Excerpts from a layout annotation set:
'''

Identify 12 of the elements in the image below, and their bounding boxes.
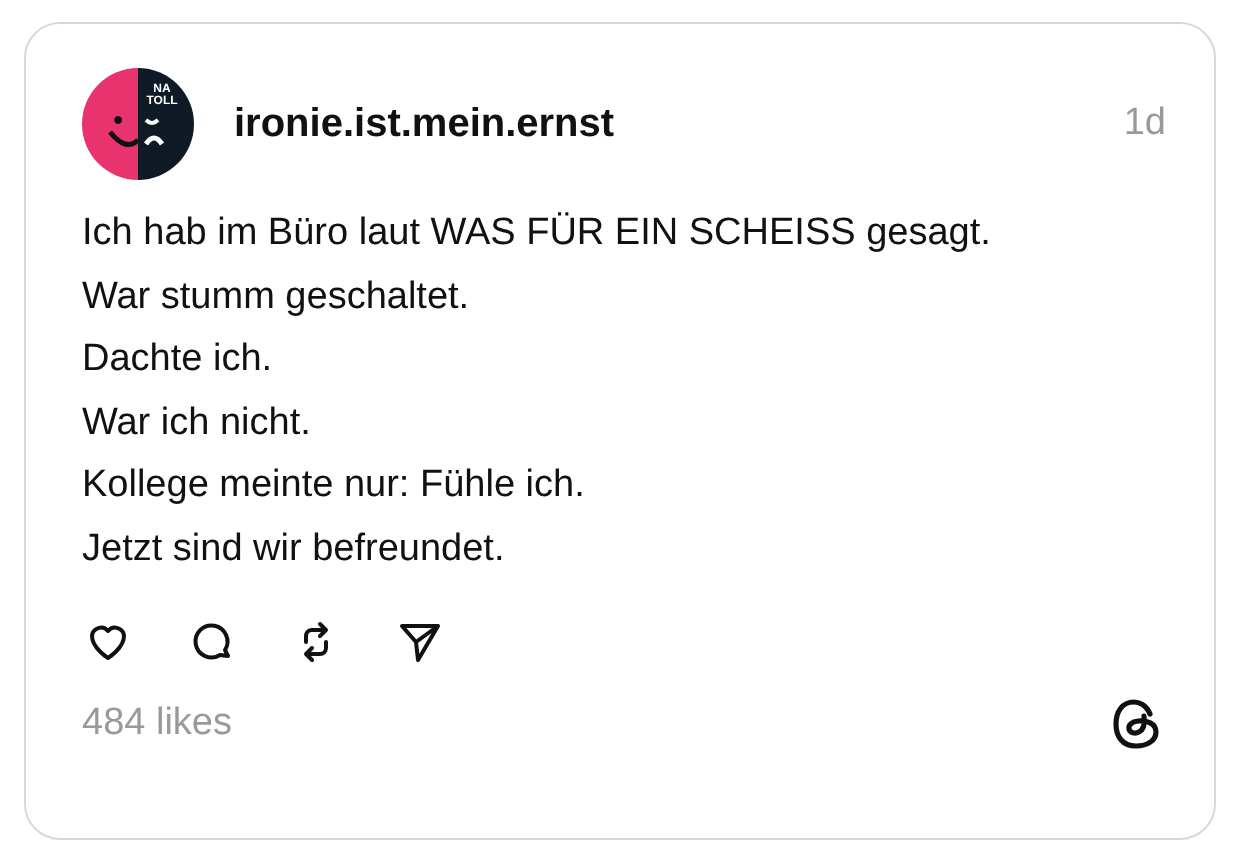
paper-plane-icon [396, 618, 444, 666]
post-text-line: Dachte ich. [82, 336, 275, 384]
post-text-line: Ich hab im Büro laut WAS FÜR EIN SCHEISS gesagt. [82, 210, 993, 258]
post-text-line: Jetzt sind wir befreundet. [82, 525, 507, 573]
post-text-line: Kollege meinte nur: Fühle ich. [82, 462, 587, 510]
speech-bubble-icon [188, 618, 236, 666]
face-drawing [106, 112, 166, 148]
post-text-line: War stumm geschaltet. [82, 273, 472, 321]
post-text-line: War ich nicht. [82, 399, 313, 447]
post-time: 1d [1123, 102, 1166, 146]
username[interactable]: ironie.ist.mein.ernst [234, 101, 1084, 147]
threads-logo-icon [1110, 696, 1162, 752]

'''

### PROMPT
Present the entries from the line containing "paper-plane-icon [396, 618, 444, 666]" through the end of the entries as a Markdown table with the columns "No." and "Line", leaving out blank lines.

### PROBLEM SOLUTION
| No. | Line |
|---|---|
| 1 | paper-plane-icon [396, 618, 444, 666] |
| 2 | post-text-line: Dachte ich. [82, 336, 275, 384] |
| 3 | post-text-line: Ich hab im Büro laut WAS FÜR EIN SCHEISS gesagt. [82, 210, 993, 258] |
| 4 | post-text-line: Jetzt sind wir befreundet. [82, 525, 507, 573] |
| 5 | post-text-line: Kollege meinte nur: Fühle ich. [82, 462, 587, 510] |
| 6 | speech-bubble-icon [188, 618, 236, 666] |
| 7 | face-drawing [106, 112, 166, 148] |
| 8 | post-text-line: War stumm geschaltet. [82, 273, 472, 321] |
| 9 | post-text-line: War ich nicht. [82, 399, 313, 447] |
| 10 | post-time: 1d [1123, 102, 1166, 146] |
| 11 | username[interactable]: ironie.ist.mein.ernst [234, 101, 1084, 147] |
| 12 | threads-logo-icon [1110, 696, 1162, 752] |